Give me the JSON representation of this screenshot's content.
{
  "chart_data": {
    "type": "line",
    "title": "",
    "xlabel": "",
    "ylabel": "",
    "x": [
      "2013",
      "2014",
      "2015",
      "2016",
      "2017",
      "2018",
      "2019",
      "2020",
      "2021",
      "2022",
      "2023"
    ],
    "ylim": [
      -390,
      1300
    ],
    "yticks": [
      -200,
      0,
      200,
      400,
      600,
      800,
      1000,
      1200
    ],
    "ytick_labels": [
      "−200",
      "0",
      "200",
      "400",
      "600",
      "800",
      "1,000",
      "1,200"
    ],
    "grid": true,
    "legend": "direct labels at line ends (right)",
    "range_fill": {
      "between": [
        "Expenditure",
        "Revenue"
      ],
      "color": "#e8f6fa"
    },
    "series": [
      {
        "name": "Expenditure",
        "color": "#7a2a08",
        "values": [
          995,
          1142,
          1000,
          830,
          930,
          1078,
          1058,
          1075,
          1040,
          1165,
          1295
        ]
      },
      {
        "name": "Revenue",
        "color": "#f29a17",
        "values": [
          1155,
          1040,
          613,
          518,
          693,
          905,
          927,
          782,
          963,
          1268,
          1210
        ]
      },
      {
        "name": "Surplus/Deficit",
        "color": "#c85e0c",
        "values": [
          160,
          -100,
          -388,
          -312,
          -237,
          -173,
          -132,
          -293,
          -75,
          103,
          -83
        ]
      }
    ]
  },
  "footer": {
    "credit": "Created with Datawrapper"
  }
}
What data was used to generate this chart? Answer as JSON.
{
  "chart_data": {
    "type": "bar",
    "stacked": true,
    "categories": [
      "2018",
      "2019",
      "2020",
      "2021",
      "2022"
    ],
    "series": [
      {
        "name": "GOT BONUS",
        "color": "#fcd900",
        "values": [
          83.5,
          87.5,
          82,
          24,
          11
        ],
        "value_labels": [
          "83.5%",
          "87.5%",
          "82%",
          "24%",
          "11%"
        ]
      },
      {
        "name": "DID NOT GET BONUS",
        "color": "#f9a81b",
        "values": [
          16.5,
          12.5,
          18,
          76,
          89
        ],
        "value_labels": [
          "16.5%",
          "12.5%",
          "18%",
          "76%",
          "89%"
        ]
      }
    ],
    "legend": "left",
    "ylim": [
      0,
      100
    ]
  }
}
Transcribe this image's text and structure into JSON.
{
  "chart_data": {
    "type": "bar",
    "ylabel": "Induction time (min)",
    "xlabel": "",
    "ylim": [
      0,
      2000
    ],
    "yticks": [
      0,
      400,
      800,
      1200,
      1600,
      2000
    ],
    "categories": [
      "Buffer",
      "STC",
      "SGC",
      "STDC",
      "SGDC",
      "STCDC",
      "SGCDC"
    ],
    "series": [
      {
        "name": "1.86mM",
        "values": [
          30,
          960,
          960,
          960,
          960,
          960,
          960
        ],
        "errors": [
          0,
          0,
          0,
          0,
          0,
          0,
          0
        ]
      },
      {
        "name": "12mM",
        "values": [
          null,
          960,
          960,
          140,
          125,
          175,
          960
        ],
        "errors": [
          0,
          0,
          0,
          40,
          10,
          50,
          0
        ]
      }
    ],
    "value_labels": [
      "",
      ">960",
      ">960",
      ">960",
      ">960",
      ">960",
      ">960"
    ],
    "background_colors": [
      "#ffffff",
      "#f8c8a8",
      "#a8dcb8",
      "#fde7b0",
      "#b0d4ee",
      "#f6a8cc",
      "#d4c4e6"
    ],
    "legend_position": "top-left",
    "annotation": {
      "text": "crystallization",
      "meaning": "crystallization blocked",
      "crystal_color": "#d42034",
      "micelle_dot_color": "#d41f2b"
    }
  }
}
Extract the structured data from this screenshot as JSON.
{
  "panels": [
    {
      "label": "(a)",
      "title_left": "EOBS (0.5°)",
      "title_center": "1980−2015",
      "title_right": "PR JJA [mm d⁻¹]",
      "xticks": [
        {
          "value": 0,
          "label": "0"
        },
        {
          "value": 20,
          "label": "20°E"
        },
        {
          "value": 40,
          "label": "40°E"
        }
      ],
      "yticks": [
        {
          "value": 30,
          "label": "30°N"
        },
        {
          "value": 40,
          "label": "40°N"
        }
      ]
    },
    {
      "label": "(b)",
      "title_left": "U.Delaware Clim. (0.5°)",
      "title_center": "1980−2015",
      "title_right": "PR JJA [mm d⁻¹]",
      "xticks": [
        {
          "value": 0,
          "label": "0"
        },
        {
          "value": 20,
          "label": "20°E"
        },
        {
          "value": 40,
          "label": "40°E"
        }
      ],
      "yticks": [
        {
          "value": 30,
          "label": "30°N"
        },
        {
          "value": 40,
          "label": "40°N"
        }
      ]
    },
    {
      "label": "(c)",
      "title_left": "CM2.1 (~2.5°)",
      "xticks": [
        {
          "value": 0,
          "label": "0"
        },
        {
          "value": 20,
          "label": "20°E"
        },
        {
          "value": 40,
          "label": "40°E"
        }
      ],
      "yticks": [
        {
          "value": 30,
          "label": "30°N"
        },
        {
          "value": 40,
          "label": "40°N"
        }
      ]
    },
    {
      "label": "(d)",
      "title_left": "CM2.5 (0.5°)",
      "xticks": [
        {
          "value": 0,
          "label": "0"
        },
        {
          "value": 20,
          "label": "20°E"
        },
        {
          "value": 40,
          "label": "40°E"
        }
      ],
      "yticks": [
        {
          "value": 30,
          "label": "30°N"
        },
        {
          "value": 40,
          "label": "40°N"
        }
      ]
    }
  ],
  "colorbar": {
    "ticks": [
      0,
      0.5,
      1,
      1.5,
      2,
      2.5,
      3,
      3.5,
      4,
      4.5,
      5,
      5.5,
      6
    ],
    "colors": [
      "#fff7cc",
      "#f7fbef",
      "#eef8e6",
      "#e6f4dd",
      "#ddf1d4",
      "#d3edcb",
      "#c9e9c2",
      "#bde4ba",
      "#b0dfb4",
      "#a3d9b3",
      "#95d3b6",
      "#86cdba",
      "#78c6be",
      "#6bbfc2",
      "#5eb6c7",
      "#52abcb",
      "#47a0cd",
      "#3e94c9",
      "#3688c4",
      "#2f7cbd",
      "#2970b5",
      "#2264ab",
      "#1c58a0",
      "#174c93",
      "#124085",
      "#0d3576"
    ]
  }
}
----------------------------------------
Problem requirements:
Extract the full listing and reproduce each line exactly.

The response:
Give me the JSON representation of this screenshot's content.
{
  "chart_data": {
    "type": "line",
    "title": "",
    "xlabel": "",
    "ylabel": "",
    "x": [
      "2013",
      "2014",
      "2015",
      "2016",
      "2017",
      "2018",
      "2019",
      "2020",
      "2021",
      "2022",
      "2023"
    ],
    "ylim": [
      -390,
      1300
    ],
    "yticks": [
      -200,
      0,
      200,
      400,
      600,
      800,
      1000,
      1200
    ],
    "ytick_labels": [
      "−200",
      "0",
      "200",
      "400",
      "600",
      "800",
      "1,000",
      "1,200"
    ],
    "grid": true,
    "legend": "direct labels at line ends (right)",
    "range_fill": {
      "between": [
        "Expenditure",
        "Revenue"
      ],
      "color": "#e8f6fa"
    },
    "series": [
      {
        "name": "Expenditure",
        "color": "#7a2a08",
        "values": [
          995,
          1142,
          1000,
          830,
          930,
          1078,
          1058,
          1075,
          1040,
          1165,
          1295
        ]
      },
      {
        "name": "Revenue",
        "color": "#f29a17",
        "values": [
          1155,
          1040,
          613,
          518,
          693,
          905,
          927,
          782,
          963,
          1268,
          1210
        ]
      },
      {
        "name": "Surplus/Deficit",
        "color": "#c85e0c",
        "values": [
          160,
          -100,
          -388,
          -312,
          -237,
          -173,
          -132,
          -293,
          -75,
          103,
          -83
        ]
      }
    ]
  },
  "footer": {
    "credit": "Created with Datawrapper"
  }
}
What data was used to generate this chart? Answer as JSON.
{
  "chart_data": {
    "type": "bar",
    "stacked": true,
    "categories": [
      "2018",
      "2019",
      "2020",
      "2021",
      "2022"
    ],
    "series": [
      {
        "name": "GOT BONUS",
        "color": "#fcd900",
        "values": [
          83.5,
          87.5,
          82,
          24,
          11
        ],
        "value_labels": [
          "83.5%",
          "87.5%",
          "82%",
          "24%",
          "11%"
        ]
      },
      {
        "name": "DID NOT GET BONUS",
        "color": "#f9a81b",
        "values": [
          16.5,
          12.5,
          18,
          76,
          89
        ],
        "value_labels": [
          "16.5%",
          "12.5%",
          "18%",
          "76%",
          "89%"
        ]
      }
    ],
    "legend": "left",
    "ylim": [
      0,
      100
    ]
  }
}
Transcribe this image's text and structure into JSON.
{
  "chart_data": {
    "type": "bar",
    "ylabel": "Induction time (min)",
    "xlabel": "",
    "ylim": [
      0,
      2000
    ],
    "yticks": [
      0,
      400,
      800,
      1200,
      1600,
      2000
    ],
    "categories": [
      "Buffer",
      "STC",
      "SGC",
      "STDC",
      "SGDC",
      "STCDC",
      "SGCDC"
    ],
    "series": [
      {
        "name": "1.86mM",
        "values": [
          30,
          960,
          960,
          960,
          960,
          960,
          960
        ],
        "errors": [
          0,
          0,
          0,
          0,
          0,
          0,
          0
        ]
      },
      {
        "name": "12mM",
        "values": [
          null,
          960,
          960,
          140,
          125,
          175,
          960
        ],
        "errors": [
          0,
          0,
          0,
          40,
          10,
          50,
          0
        ]
      }
    ],
    "value_labels": [
      "",
      ">960",
      ">960",
      ">960",
      ">960",
      ">960",
      ">960"
    ],
    "background_colors": [
      "#ffffff",
      "#f8c8a8",
      "#a8dcb8",
      "#fde7b0",
      "#b0d4ee",
      "#f6a8cc",
      "#d4c4e6"
    ],
    "legend_position": "top-left",
    "annotation": {
      "text": "crystallization",
      "meaning": "crystallization blocked",
      "crystal_color": "#d42034",
      "micelle_dot_color": "#d41f2b"
    }
  }
}
Extract the structured data from this screenshot as JSON.
{
  "panels": [
    {
      "label": "(a)",
      "title_left": "EOBS (0.5°)",
      "title_center": "1980−2015",
      "title_right": "PR JJA [mm d⁻¹]",
      "xticks": [
        {
          "value": 0,
          "label": "0"
        },
        {
          "value": 20,
          "label": "20°E"
        },
        {
          "value": 40,
          "label": "40°E"
        }
      ],
      "yticks": [
        {
          "value": 30,
          "label": "30°N"
        },
        {
          "value": 40,
          "label": "40°N"
        }
      ]
    },
    {
      "label": "(b)",
      "title_left": "U.Delaware Clim. (0.5°)",
      "title_center": "1980−2015",
      "title_right": "PR JJA [mm d⁻¹]",
      "xticks": [
        {
          "value": 0,
          "label": "0"
        },
        {
          "value": 20,
          "label": "20°E"
        },
        {
          "value": 40,
          "label": "40°E"
        }
      ],
      "yticks": [
        {
          "value": 30,
          "label": "30°N"
        },
        {
          "value": 40,
          "label": "40°N"
        }
      ]
    },
    {
      "label": "(c)",
      "title_left": "CM2.1 (~2.5°)",
      "xticks": [
        {
          "value": 0,
          "label": "0"
        },
        {
          "value": 20,
          "label": "20°E"
        },
        {
          "value": 40,
          "label": "40°E"
        }
      ],
      "yticks": [
        {
          "value": 30,
          "label": "30°N"
        },
        {
          "value": 40,
          "label": "40°N"
        }
      ]
    },
    {
      "label": "(d)",
      "title_left": "CM2.5 (0.5°)",
      "xticks": [
        {
          "value": 0,
          "label": "0"
        },
        {
          "value": 20,
          "label": "20°E"
        },
        {
          "value": 40,
          "label": "40°E"
        }
      ],
      "yticks": [
        {
          "value": 30,
          "label": "30°N"
        },
        {
          "value": 40,
          "label": "40°N"
        }
      ]
    }
  ],
  "colorbar": {
    "ticks": [
      0,
      0.5,
      1,
      1.5,
      2,
      2.5,
      3,
      3.5,
      4,
      4.5,
      5,
      5.5,
      6
    ],
    "colors": [
      "#fff7cc",
      "#f7fbef",
      "#eef8e6",
      "#e6f4dd",
      "#ddf1d4",
      "#d3edcb",
      "#c9e9c2",
      "#bde4ba",
      "#b0dfb4",
      "#a3d9b3",
      "#95d3b6",
      "#86cdba",
      "#78c6be",
      "#6bbfc2",
      "#5eb6c7",
      "#52abcb",
      "#47a0cd",
      "#3e94c9",
      "#3688c4",
      "#2f7cbd",
      "#2970b5",
      "#2264ab",
      "#1c58a0",
      "#174c93",
      "#124085",
      "#0d3576"
    ]
  }
}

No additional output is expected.